## AVAILABLE DATA
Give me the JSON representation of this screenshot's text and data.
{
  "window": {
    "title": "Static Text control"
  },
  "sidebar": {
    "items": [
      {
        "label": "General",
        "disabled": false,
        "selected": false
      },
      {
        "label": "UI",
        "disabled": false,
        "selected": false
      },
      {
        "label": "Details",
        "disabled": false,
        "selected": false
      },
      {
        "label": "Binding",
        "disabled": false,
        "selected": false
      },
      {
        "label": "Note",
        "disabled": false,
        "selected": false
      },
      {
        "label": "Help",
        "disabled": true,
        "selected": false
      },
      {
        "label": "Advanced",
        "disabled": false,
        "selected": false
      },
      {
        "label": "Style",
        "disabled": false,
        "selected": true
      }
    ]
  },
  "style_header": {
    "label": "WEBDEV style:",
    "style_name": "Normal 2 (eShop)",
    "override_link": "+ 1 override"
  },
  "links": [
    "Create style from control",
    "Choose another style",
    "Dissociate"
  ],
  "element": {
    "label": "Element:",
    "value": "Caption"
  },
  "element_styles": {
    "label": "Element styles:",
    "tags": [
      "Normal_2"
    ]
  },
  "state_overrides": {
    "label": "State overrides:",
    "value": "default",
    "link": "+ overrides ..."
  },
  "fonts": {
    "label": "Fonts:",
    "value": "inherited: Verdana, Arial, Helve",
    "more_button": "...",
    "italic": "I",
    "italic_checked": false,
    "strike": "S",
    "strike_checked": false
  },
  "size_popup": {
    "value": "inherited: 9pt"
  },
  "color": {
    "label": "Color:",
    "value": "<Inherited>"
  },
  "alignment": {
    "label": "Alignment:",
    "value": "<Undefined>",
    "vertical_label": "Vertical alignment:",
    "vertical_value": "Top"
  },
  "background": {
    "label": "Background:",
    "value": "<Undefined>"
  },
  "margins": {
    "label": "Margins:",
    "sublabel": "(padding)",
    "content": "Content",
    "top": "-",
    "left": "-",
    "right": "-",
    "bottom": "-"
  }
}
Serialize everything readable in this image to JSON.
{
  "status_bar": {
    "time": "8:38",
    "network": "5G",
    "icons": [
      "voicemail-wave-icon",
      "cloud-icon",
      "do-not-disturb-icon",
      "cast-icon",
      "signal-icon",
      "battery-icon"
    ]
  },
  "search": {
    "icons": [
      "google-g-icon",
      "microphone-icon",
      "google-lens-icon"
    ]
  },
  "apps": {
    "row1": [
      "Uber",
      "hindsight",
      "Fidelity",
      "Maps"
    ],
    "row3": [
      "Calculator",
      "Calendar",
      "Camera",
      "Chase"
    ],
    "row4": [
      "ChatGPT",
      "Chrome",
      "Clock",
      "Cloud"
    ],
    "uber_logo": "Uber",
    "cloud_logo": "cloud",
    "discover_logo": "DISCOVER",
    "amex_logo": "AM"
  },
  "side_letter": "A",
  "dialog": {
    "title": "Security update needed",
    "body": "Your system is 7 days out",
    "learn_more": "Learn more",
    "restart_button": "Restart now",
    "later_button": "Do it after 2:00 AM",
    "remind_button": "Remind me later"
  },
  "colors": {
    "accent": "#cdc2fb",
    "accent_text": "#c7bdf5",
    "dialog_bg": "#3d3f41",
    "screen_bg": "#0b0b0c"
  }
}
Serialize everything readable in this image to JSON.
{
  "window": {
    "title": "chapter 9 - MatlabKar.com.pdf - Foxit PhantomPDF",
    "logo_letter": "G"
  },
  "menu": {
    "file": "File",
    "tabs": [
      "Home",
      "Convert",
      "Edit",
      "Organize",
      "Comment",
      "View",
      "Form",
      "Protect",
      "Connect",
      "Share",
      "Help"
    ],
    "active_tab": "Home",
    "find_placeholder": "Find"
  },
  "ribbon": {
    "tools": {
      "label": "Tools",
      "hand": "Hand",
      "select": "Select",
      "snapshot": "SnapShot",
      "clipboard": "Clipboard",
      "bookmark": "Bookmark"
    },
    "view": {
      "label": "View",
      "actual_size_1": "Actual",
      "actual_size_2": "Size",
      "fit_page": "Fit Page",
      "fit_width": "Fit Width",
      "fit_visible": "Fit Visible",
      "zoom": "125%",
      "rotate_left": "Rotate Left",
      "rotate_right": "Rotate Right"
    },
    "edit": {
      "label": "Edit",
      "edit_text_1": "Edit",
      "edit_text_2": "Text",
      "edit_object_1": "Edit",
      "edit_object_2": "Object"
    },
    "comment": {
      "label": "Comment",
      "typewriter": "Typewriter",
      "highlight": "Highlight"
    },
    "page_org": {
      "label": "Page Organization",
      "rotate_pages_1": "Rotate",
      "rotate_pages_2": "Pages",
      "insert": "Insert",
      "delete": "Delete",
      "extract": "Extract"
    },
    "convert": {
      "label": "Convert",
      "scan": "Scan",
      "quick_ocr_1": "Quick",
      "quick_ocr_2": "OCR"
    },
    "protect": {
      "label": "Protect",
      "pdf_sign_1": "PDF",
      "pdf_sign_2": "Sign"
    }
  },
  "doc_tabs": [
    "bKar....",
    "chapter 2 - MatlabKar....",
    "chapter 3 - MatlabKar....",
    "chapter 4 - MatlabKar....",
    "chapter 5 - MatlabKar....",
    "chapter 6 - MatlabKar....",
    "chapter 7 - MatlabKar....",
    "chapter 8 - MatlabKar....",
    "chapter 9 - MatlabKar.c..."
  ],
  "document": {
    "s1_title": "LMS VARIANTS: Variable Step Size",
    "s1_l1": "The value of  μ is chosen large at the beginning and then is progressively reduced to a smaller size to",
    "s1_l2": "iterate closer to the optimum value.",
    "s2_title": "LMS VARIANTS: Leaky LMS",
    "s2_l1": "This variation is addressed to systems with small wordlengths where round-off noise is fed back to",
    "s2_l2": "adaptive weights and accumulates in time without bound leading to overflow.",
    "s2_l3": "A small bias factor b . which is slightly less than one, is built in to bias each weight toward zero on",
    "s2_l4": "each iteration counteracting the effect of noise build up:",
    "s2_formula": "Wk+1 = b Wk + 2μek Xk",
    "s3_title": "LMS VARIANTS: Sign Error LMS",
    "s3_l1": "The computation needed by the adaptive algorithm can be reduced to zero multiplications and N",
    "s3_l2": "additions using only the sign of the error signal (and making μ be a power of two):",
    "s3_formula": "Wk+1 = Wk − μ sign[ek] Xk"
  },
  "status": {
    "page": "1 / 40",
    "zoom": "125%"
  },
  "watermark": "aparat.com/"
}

## PROBLEM REQUIREMENTS
Produce an exact copy of every entry above.

## EXPECTED OUTPUT
Give me the JSON representation of this screenshot's text and data.
{
  "window": {
    "title": "Static Text control"
  },
  "sidebar": {
    "items": [
      {
        "label": "General",
        "disabled": false,
        "selected": false
      },
      {
        "label": "UI",
        "disabled": false,
        "selected": false
      },
      {
        "label": "Details",
        "disabled": false,
        "selected": false
      },
      {
        "label": "Binding",
        "disabled": false,
        "selected": false
      },
      {
        "label": "Note",
        "disabled": false,
        "selected": false
      },
      {
        "label": "Help",
        "disabled": true,
        "selected": false
      },
      {
        "label": "Advanced",
        "disabled": false,
        "selected": false
      },
      {
        "label": "Style",
        "disabled": false,
        "selected": true
      }
    ]
  },
  "style_header": {
    "label": "WEBDEV style:",
    "style_name": "Normal 2 (eShop)",
    "override_link": "+ 1 override"
  },
  "links": [
    "Create style from control",
    "Choose another style",
    "Dissociate"
  ],
  "element": {
    "label": "Element:",
    "value": "Caption"
  },
  "element_styles": {
    "label": "Element styles:",
    "tags": [
      "Normal_2"
    ]
  },
  "state_overrides": {
    "label": "State overrides:",
    "value": "default",
    "link": "+ overrides ..."
  },
  "fonts": {
    "label": "Fonts:",
    "value": "inherited: Verdana, Arial, Helve",
    "more_button": "...",
    "italic": "I",
    "italic_checked": false,
    "strike": "S",
    "strike_checked": false
  },
  "size_popup": {
    "value": "inherited: 9pt"
  },
  "color": {
    "label": "Color:",
    "value": "<Inherited>"
  },
  "alignment": {
    "label": "Alignment:",
    "value": "<Undefined>",
    "vertical_label": "Vertical alignment:",
    "vertical_value": "Top"
  },
  "background": {
    "label": "Background:",
    "value": "<Undefined>"
  },
  "margins": {
    "label": "Margins:",
    "sublabel": "(padding)",
    "content": "Content",
    "top": "-",
    "left": "-",
    "right": "-",
    "bottom": "-"
  }
}
Serialize everything readable in this image to JSON.
{
  "status_bar": {
    "time": "8:38",
    "network": "5G",
    "icons": [
      "voicemail-wave-icon",
      "cloud-icon",
      "do-not-disturb-icon",
      "cast-icon",
      "signal-icon",
      "battery-icon"
    ]
  },
  "search": {
    "icons": [
      "google-g-icon",
      "microphone-icon",
      "google-lens-icon"
    ]
  },
  "apps": {
    "row1": [
      "Uber",
      "hindsight",
      "Fidelity",
      "Maps"
    ],
    "row3": [
      "Calculator",
      "Calendar",
      "Camera",
      "Chase"
    ],
    "row4": [
      "ChatGPT",
      "Chrome",
      "Clock",
      "Cloud"
    ],
    "uber_logo": "Uber",
    "cloud_logo": "cloud",
    "discover_logo": "DISCOVER",
    "amex_logo": "AM"
  },
  "side_letter": "A",
  "dialog": {
    "title": "Security update needed",
    "body": "Your system is 7 days out",
    "learn_more": "Learn more",
    "restart_button": "Restart now",
    "later_button": "Do it after 2:00 AM",
    "remind_button": "Remind me later"
  },
  "colors": {
    "accent": "#cdc2fb",
    "accent_text": "#c7bdf5",
    "dialog_bg": "#3d3f41",
    "screen_bg": "#0b0b0c"
  }
}
Serialize everything readable in this image to JSON.
{
  "window": {
    "title": "chapter 9 - MatlabKar.com.pdf - Foxit PhantomPDF",
    "logo_letter": "G"
  },
  "menu": {
    "file": "File",
    "tabs": [
      "Home",
      "Convert",
      "Edit",
      "Organize",
      "Comment",
      "View",
      "Form",
      "Protect",
      "Connect",
      "Share",
      "Help"
    ],
    "active_tab": "Home",
    "find_placeholder": "Find"
  },
  "ribbon": {
    "tools": {
      "label": "Tools",
      "hand": "Hand",
      "select": "Select",
      "snapshot": "SnapShot",
      "clipboard": "Clipboard",
      "bookmark": "Bookmark"
    },
    "view": {
      "label": "View",
      "actual_size_1": "Actual",
      "actual_size_2": "Size",
      "fit_page": "Fit Page",
      "fit_width": "Fit Width",
      "fit_visible": "Fit Visible",
      "zoom": "125%",
      "rotate_left": "Rotate Left",
      "rotate_right": "Rotate Right"
    },
    "edit": {
      "label": "Edit",
      "edit_text_1": "Edit",
      "edit_text_2": "Text",
      "edit_object_1": "Edit",
      "edit_object_2": "Object"
    },
    "comment": {
      "label": "Comment",
      "typewriter": "Typewriter",
      "highlight": "Highlight"
    },
    "page_org": {
      "label": "Page Organization",
      "rotate_pages_1": "Rotate",
      "rotate_pages_2": "Pages",
      "insert": "Insert",
      "delete": "Delete",
      "extract": "Extract"
    },
    "convert": {
      "label": "Convert",
      "scan": "Scan",
      "quick_ocr_1": "Quick",
      "quick_ocr_2": "OCR"
    },
    "protect": {
      "label": "Protect",
      "pdf_sign_1": "PDF",
      "pdf_sign_2": "Sign"
    }
  },
  "doc_tabs": [
    "bKar....",
    "chapter 2 - MatlabKar....",
    "chapter 3 - MatlabKar....",
    "chapter 4 - MatlabKar....",
    "chapter 5 - MatlabKar....",
    "chapter 6 - MatlabKar....",
    "chapter 7 - MatlabKar....",
    "chapter 8 - MatlabKar....",
    "chapter 9 - MatlabKar.c..."
  ],
  "document": {
    "s1_title": "LMS VARIANTS: Variable Step Size",
    "s1_l1": "The value of  μ is chosen large at the beginning and then is progressively reduced to a smaller size to",
    "s1_l2": "iterate closer to the optimum value.",
    "s2_title": "LMS VARIANTS: Leaky LMS",
    "s2_l1": "This variation is addressed to systems with small wordlengths where round-off noise is fed back to",
    "s2_l2": "adaptive weights and accumulates in time without bound leading to overflow.",
    "s2_l3": "A small bias factor b . which is slightly less than one, is built in to bias each weight toward zero on",
    "s2_l4": "each iteration counteracting the effect of noise build up:",
    "s2_formula": "Wk+1 = b Wk + 2μek Xk",
    "s3_title": "LMS VARIANTS: Sign Error LMS",
    "s3_l1": "The computation needed by the adaptive algorithm can be reduced to zero multiplications and N",
    "s3_l2": "additions using only the sign of the error signal (and making μ be a power of two):",
    "s3_formula": "Wk+1 = Wk − μ sign[ek] Xk"
  },
  "status": {
    "page": "1 / 40",
    "zoom": "125%"
  },
  "watermark": "aparat.com/"
}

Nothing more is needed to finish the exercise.